Your task
Each line of the data must be written out again verbatim; no image belongs in the copy.

Records to process
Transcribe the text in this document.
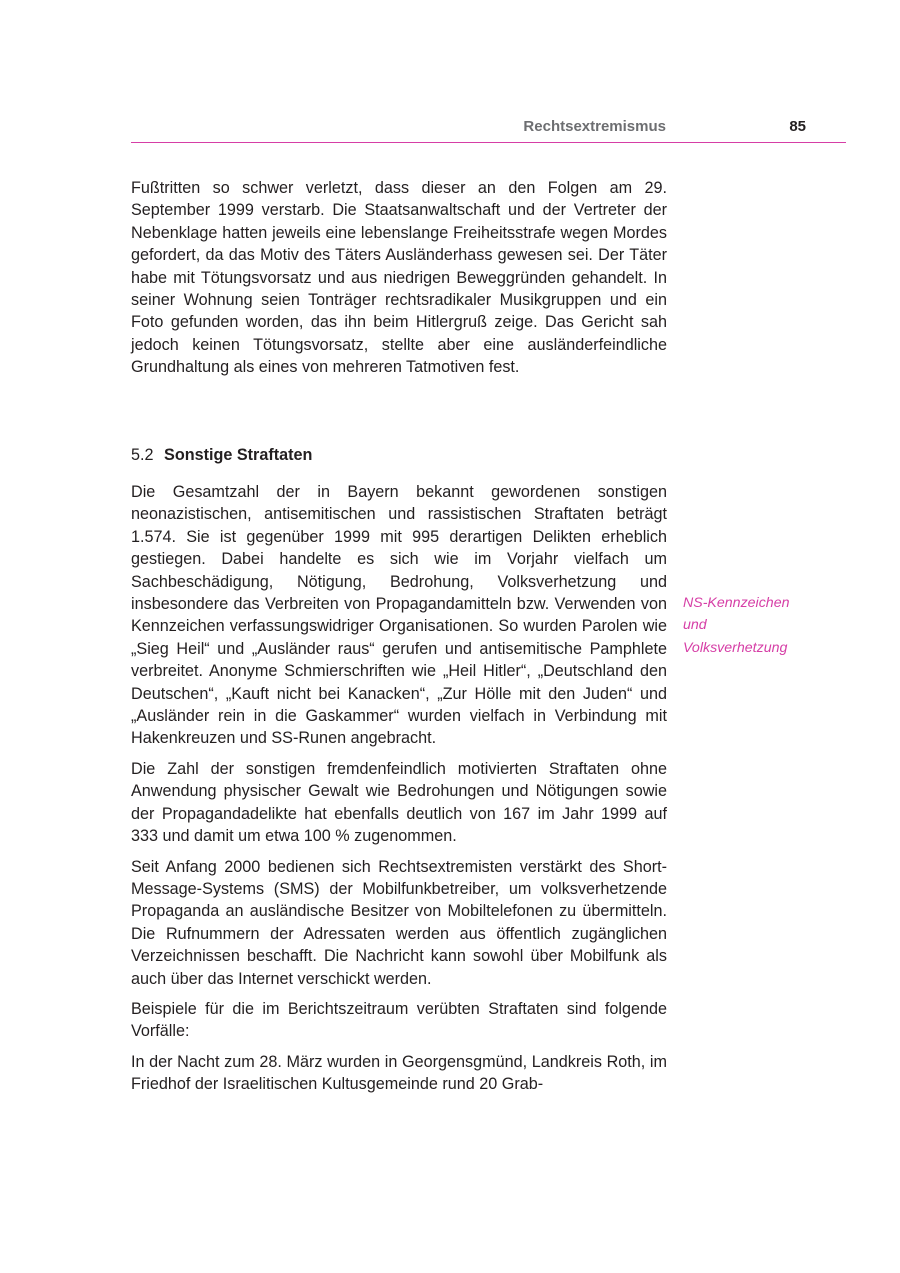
Rechtsextremismus	85

Fußtritten so schwer verletzt, dass dieser an den Folgen am 29. September 1999 verstarb. Die Staatsanwaltschaft und der Vertreter der Nebenklage hatten jeweils eine lebenslange Freiheitsstrafe wegen Mordes gefordert, da das Motiv des Täters Ausländerhass gewesen sei. Der Täter habe mit Tötungsvorsatz und aus niedrigen Beweggründen gehandelt. In seiner Wohnung seien Tonträger rechtsradikaler Musikgruppen und ein Foto gefunden worden, das ihn beim Hitlergruß zeige. Das Gericht sah jedoch keinen Tötungsvorsatz, stellte aber eine ausländerfeindliche Grundhaltung als eines von mehreren Tatmotiven fest.

5.2 Sonstige Straftaten

Die Gesamtzahl der in Bayern bekannt gewordenen sonstigen neonazistischen, antisemitischen und rassistischen Straftaten beträgt 1.574. Sie ist gegenüber 1999 mit 995 derartigen Delikten erheblich gestiegen. Dabei handelte es sich wie im Vorjahr vielfach um Sachbeschädigung, Nötigung, Bedrohung, Volksverhetzung und insbesondere das Verbreiten von Propagandamitteln bzw. Verwenden von Kennzeichen verfassungswidriger Organisationen. So wurden Parolen wie „Sieg Heil“ und „Ausländer raus“ gerufen und antisemitische Pamphlete verbreitet. Anonyme Schmierschriften wie „Heil Hitler“, „Deutschland den Deutschen“, „Kauft nicht bei Kanacken“, „Zur Hölle mit den Juden“ und „Ausländer rein in die Gaskammer“ wurden vielfach in Verbindung mit Hakenkreuzen und SS-Runen angebracht.

Die Zahl der sonstigen fremdenfeindlich motivierten Straftaten ohne Anwendung physischer Gewalt wie Bedrohungen und Nötigungen sowie der Propagandadelikte hat ebenfalls deutlich von 167 im Jahr 1999 auf 333 und damit um etwa 100 % zugenommen.

Seit Anfang 2000 bedienen sich Rechtsextremisten verstärkt des Short-Message-Systems (SMS) der Mobilfunkbetreiber, um volksverhetzende Propaganda an ausländische Besitzer von Mobiltelefonen zu übermitteln. Die Rufnummern der Adressaten werden aus öffentlich zugänglichen Verzeichnissen beschafft. Die Nachricht kann sowohl über Mobilfunk als auch über das Internet verschickt werden.

Beispiele für die im Berichtszeitraum verübten Straftaten sind folgende Vorfälle:

In der Nacht zum 28. März wurden in Georgensgmünd, Landkreis Roth, im Friedhof der Israelitischen Kultusgemeinde rund 20 Grab-

NS-Kennzeichen und Volksverhetzung
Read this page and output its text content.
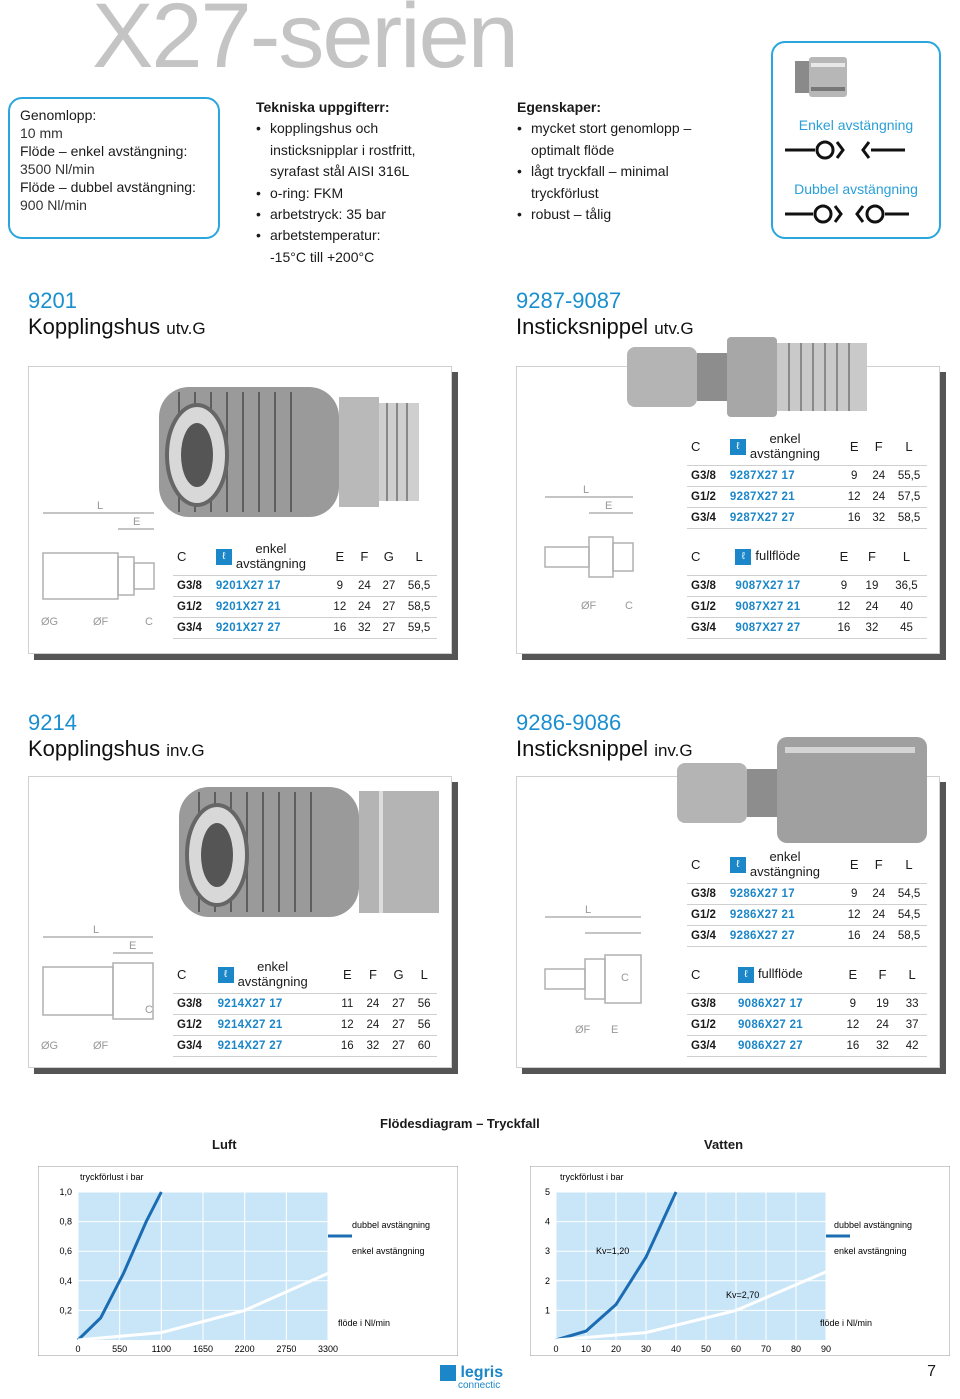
X27-serien
Genomlopp:
10 mm
Flöde – enkel avstängning:
3500 Nl/min
Flöde – dubbel avstängning:
900 Nl/min
Tekniska uppgifterr:
• kopplingshus och
insticksnipplar i rostfritt,
syrafast stål AISI 316L
• o-ring: FKM
• arbetstryck: 35 bar
• arbetstemperatur:
-15°C till +200°C
Egenskaper:
• mycket stort genomlopp –
optimalt flöde
• lågt tryckfall – minimal
tryckförlust
• robust – tålig
Enkel avstängning
Dubbel avstängning
9201
Kopplingshus utv.G
9287-9087
Insticksnippel utv.G
L
E
ØG	ØF	C
C	ℓ enkel
avstängning	E	F	G	L
G3/8	9201X27 17	9	24	27	56,5
G1/2	9201X27 21	12	24	27	58,5
G3/4	9201X27 27	16	32	27	59,5
L
E
ØF	C
C	ℓ enkel
avstängning	E	F	L
G3/8	9287X27 17	9	24	55,5
G1/2	9287X27 21	12	24	57,5
G3/4	9287X27 27	16	32	58,5
C	ℓ fullflöde	E	F	L
G3/8	9087X27 17	9	19	36,5
G1/2	9087X27 21	12	24	40
G3/4	9087X27 27	16	32	45
9214
Kopplingshus inv.G
9286-9086
Insticksnippel inv.G
L
E
ØG	ØF
C
C	ℓ enkel
avstängning	E	F	G	L
G3/8	9214X27 17	11	24	27	56
G1/2	9214X27 21	12	24	27	56
G3/4	9214X27 27	16	32	27	60
L
C
ØF E
C	ℓ enkel
avstängning	E	F	L
G3/8	9286X27 17	9	24	54,5
G1/2	9286X27 21	12	24	54,5
G3/4	9286X27 27	16	24	58,5
C	ℓ fullflöde	E	F	L
G3/8	9086X27 17	9	19	33
G1/2	9086X27 21	12	24	37
G3/4	9086X27 27	16	32	42
Flödesdiagram – Tryckfall
Luft	Vatten
tryckförlust i bar
0	550	1100 1650 2200 2750 3300
0,2
0,4
0,6
0,8
1,0
dubbel avstängning
enkel avstängning
flöde i Nl/min
tryckförlust i bar
0 10 20 30 40 50 60 70 80 90
1
2
3
4
5
Kv=1,20
Kv=2,70
dubbel avstängning
enkel avstängning
flöde i Nl/min
legris
connectic
7
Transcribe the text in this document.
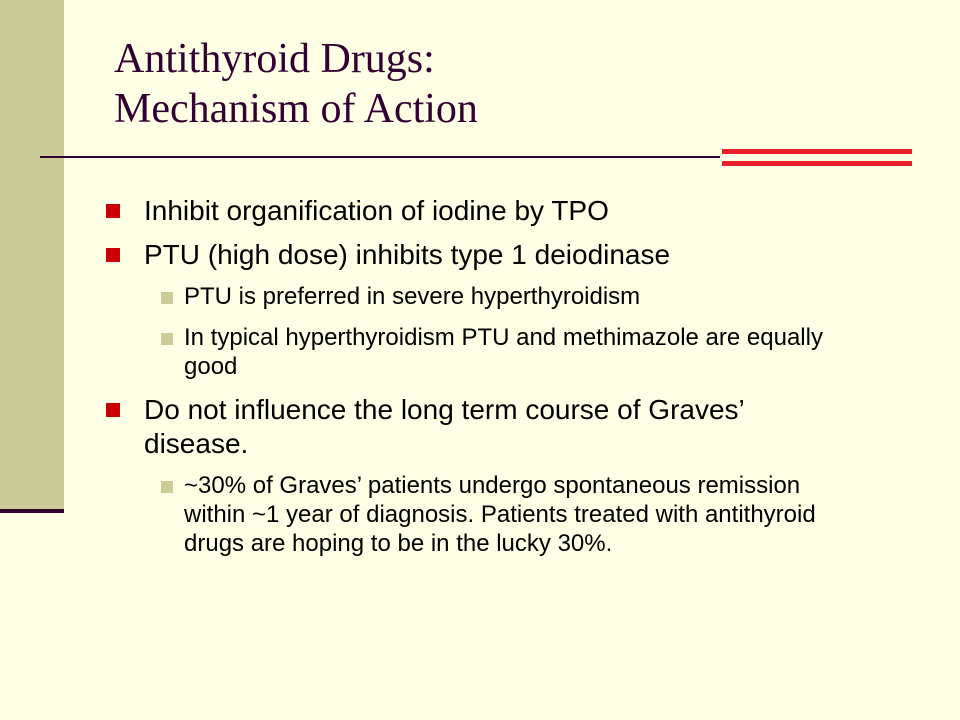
Antithyroid Drugs:
Mechanism of Action
Inhibit organification of iodine by TPO
PTU (high dose) inhibits type 1 deiodinase
PTU is preferred in severe hyperthyroidism
In typical hyperthyroidism PTU and methimazole are equally good
Do not influence the long term course of Graves’ disease.
~30% of Graves’ patients undergo spontaneous remission within ~1 year of diagnosis. Patients treated with antithyroid drugs are hoping to be in the lucky 30%.
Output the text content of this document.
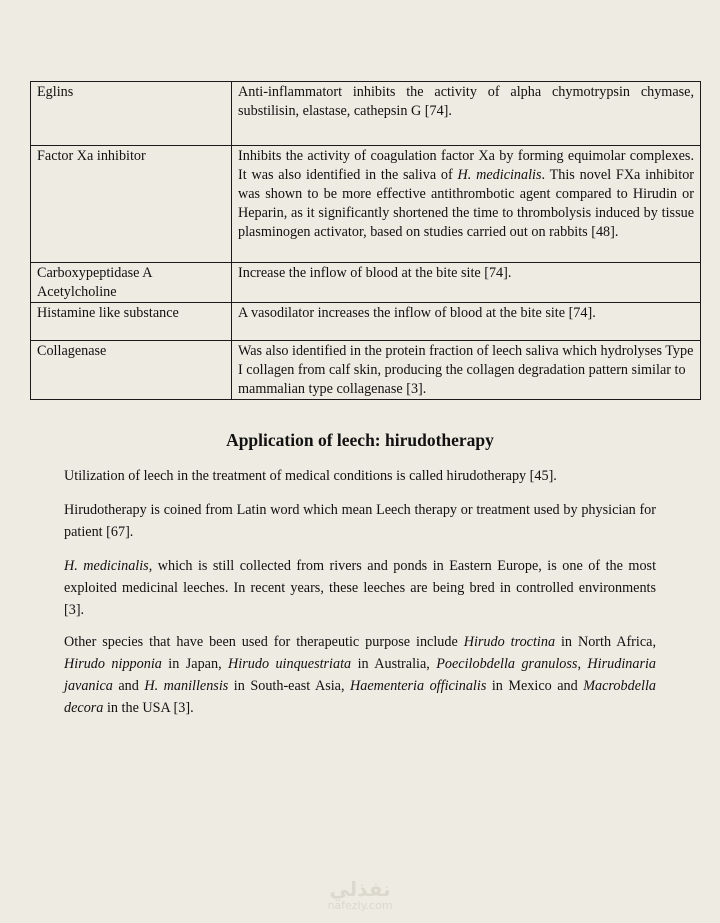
Eglins	Anti-inflammatort inhibits the activity of alpha chymotrypsin chymase, substilisin, elastase, cathepsin G [74].
Factor Xa inhibitor	Inhibits the activity of coagulation factor Xa by forming equimolar complexes. It was also identified in the saliva of H. medicinalis. This novel FXa inhibitor was shown to be more effective antithrombotic agent compared to Hirudin or Heparin, as it significantly shortened the time to thrombolysis induced by tissue plasminogen activator, based on studies carried out on rabbits [48].
Carboxypeptidase A Acetylcholine	Increase the inflow of blood at the bite site [74].
Histamine like substance	A vasodilator increases the inflow of blood at the bite site [74].
Collagenase	Was also identified in the protein fraction of leech saliva which hydrolyses Type I collagen from calf skin, producing the collagen degradation pattern similar to mammalian type collagenase [3].
Application of leech: hirudotherapy
Utilization of leech in the treatment of medical conditions is called hirudotherapy [45].
Hirudotherapy is coined from Latin word which mean Leech therapy or treatment used by physician for patient [67].
H. medicinalis, which is still collected from rivers and ponds in Eastern Europe, is one of the most exploited medicinal leeches. In recent years, these leeches are being bred in controlled environments [3].
Other species that have been used for therapeutic purpose include Hirudo troctina in North Africa, Hirudo nipponia in Japan, Hirudo uinquestriata in Australia, Poecilobdella granuloss, Hirudinaria javanica and H. manillensis in South-east Asia, Haementeria officinalis in Mexico and Macrobdella decora in the USA [3].
نفذلي
nafezly.com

Answer for this exercise
Transcribe the text in this document.
Rechtsextremismus	85

Fußtritten so schwer verletzt, dass dieser an den Folgen am 29. September 1999 verstarb. Die Staatsanwaltschaft und der Vertreter der Nebenklage hatten jeweils eine lebenslange Freiheitsstrafe wegen Mordes gefordert, da das Motiv des Täters Ausländerhass gewesen sei. Der Täter habe mit Tötungsvorsatz und aus niedrigen Beweggründen gehandelt. In seiner Wohnung seien Tonträger rechtsradikaler Musikgruppen und ein Foto gefunden worden, das ihn beim Hitlergruß zeige. Das Gericht sah jedoch keinen Tötungsvorsatz, stellte aber eine ausländerfeindliche Grundhaltung als eines von mehreren Tatmotiven fest.

5.2 Sonstige Straftaten

Die Gesamtzahl der in Bayern bekannt gewordenen sonstigen neonazistischen, antisemitischen und rassistischen Straftaten beträgt 1.574. Sie ist gegenüber 1999 mit 995 derartigen Delikten erheblich gestiegen. Dabei handelte es sich wie im Vorjahr vielfach um Sachbeschädigung, Nötigung, Bedrohung, Volksverhetzung und insbesondere das Verbreiten von Propagandamitteln bzw. Verwenden von Kennzeichen verfassungswidriger Organisationen. So wurden Parolen wie „Sieg Heil“ und „Ausländer raus“ gerufen und antisemitische Pamphlete verbreitet. Anonyme Schmierschriften wie „Heil Hitler“, „Deutschland den Deutschen“, „Kauft nicht bei Kanacken“, „Zur Hölle mit den Juden“ und „Ausländer rein in die Gaskammer“ wurden vielfach in Verbindung mit Hakenkreuzen und SS-Runen angebracht.

Die Zahl der sonstigen fremdenfeindlich motivierten Straftaten ohne Anwendung physischer Gewalt wie Bedrohungen und Nötigungen sowie der Propagandadelikte hat ebenfalls deutlich von 167 im Jahr 1999 auf 333 und damit um etwa 100 % zugenommen.

Seit Anfang 2000 bedienen sich Rechtsextremisten verstärkt des Short-Message-Systems (SMS) der Mobilfunkbetreiber, um volksverhetzende Propaganda an ausländische Besitzer von Mobiltelefonen zu übermitteln. Die Rufnummern der Adressaten werden aus öffentlich zugänglichen Verzeichnissen beschafft. Die Nachricht kann sowohl über Mobilfunk als auch über das Internet verschickt werden.

Beispiele für die im Berichtszeitraum verübten Straftaten sind folgende Vorfälle:

In der Nacht zum 28. März wurden in Georgensgmünd, Landkreis Roth, im Friedhof der Israelitischen Kultusgemeinde rund 20 Grab-

NS-Kennzeichen und Volksverhetzung
Read this page and output its text content.
X27-serien
Genomlopp:
10 mm
Flöde – enkel avstängning:
3500 Nl/min
Flöde – dubbel avstängning:
900 Nl/min
Tekniska uppgifterr:
• kopplingshus och
insticksnipplar i rostfritt,
syrafast stål AISI 316L
• o-ring: FKM
• arbetstryck: 35 bar
• arbetstemperatur:
-15°C till +200°C
Egenskaper:
• mycket stort genomlopp –
optimalt flöde
• lågt tryckfall – minimal
tryckförlust
• robust – tålig
Enkel avstängning
Dubbel avstängning
9201
Kopplingshus utv.G
9287-9087
Insticksnippel utv.G
L
E
ØG	ØF	C
C	ℓ enkel
avstängning	E	F	G	L
G3/8	9201X27 17	9	24	27	56,5
G1/2	9201X27 21	12	24	27	58,5
G3/4	9201X27 27	16	32	27	59,5
L
E
ØF	C
C	ℓ enkel
avstängning	E	F	L
G3/8	9287X27 17	9	24	55,5
G1/2	9287X27 21	12	24	57,5
G3/4	9287X27 27	16	32	58,5
C	ℓ fullflöde	E	F	L
G3/8	9087X27 17	9	19	36,5
G1/2	9087X27 21	12	24	40
G3/4	9087X27 27	16	32	45
9214
Kopplingshus inv.G
9286-9086
Insticksnippel inv.G
L
E
ØG	ØF
C
C	ℓ enkel
avstängning	E	F	G	L
G3/8	9214X27 17	11	24	27	56
G1/2	9214X27 21	12	24	27	56
G3/4	9214X27 27	16	32	27	60
L
C
ØF E
C	ℓ enkel
avstängning	E	F	L
G3/8	9286X27 17	9	24	54,5
G1/2	9286X27 21	12	24	54,5
G3/4	9286X27 27	16	24	58,5
C	ℓ fullflöde	E	F	L
G3/8	9086X27 17	9	19	33
G1/2	9086X27 21	12	24	37
G3/4	9086X27 27	16	32	42
Flödesdiagram – Tryckfall
Luft	Vatten
tryckförlust i bar
0	550	1100 1650 2200 2750 3300
0,2
0,4
0,6
0,8
1,0
dubbel avstängning
enkel avstängning
flöde i Nl/min
tryckförlust i bar
0 10 20 30 40 50 60 70 80 90
1
2
3
4
5
Kv=1,20
Kv=2,70
dubbel avstängning
enkel avstängning
flöde i Nl/min
legris
connectic
7
Transcribe the text in this document.
Antithyroid Drugs:
Mechanism of Action
Inhibit organification of iodine by TPO
PTU (high dose) inhibits type 1 deiodinase
PTU is preferred in severe hyperthyroidism
In typical hyperthyroidism PTU and methimazole are equally good
Do not influence the long term course of Graves’ disease.
~30% of Graves’ patients undergo spontaneous remission within ~1 year of diagnosis. Patients treated with antithyroid drugs are hoping to be in the lucky 30%.
Output the text content of this document.
Eglins	Anti-inflammatort inhibits the activity of alpha chymotrypsin chymase, substilisin, elastase, cathepsin G [74].
Factor Xa inhibitor	Inhibits the activity of coagulation factor Xa by forming equimolar complexes. It was also identified in the saliva of H. medicinalis. This novel FXa inhibitor was shown to be more effective antithrombotic agent compared to Hirudin or Heparin, as it significantly shortened the time to thrombolysis induced by tissue plasminogen activator, based on studies carried out on rabbits [48].
Carboxypeptidase A Acetylcholine	Increase the inflow of blood at the bite site [74].
Histamine like substance	A vasodilator increases the inflow of blood at the bite site [74].
Collagenase	Was also identified in the protein fraction of leech saliva which hydrolyses Type I collagen from calf skin, producing the collagen degradation pattern similar to mammalian type collagenase [3].
Application of leech: hirudotherapy
Utilization of leech in the treatment of medical conditions is called hirudotherapy [45].
Hirudotherapy is coined from Latin word which mean Leech therapy or treatment used by physician for patient [67].
H. medicinalis, which is still collected from rivers and ponds in Eastern Europe, is one of the most exploited medicinal leeches. In recent years, these leeches are being bred in controlled environments [3].
Other species that have been used for therapeutic purpose include Hirudo troctina in North Africa, Hirudo nipponia in Japan, Hirudo uinquestriata in Australia, Poecilobdella granuloss, Hirudinaria javanica and H. manillensis in South-east Asia, Haementeria officinalis in Mexico and Macrobdella decora in the USA [3].
نفذلي
nafezly.com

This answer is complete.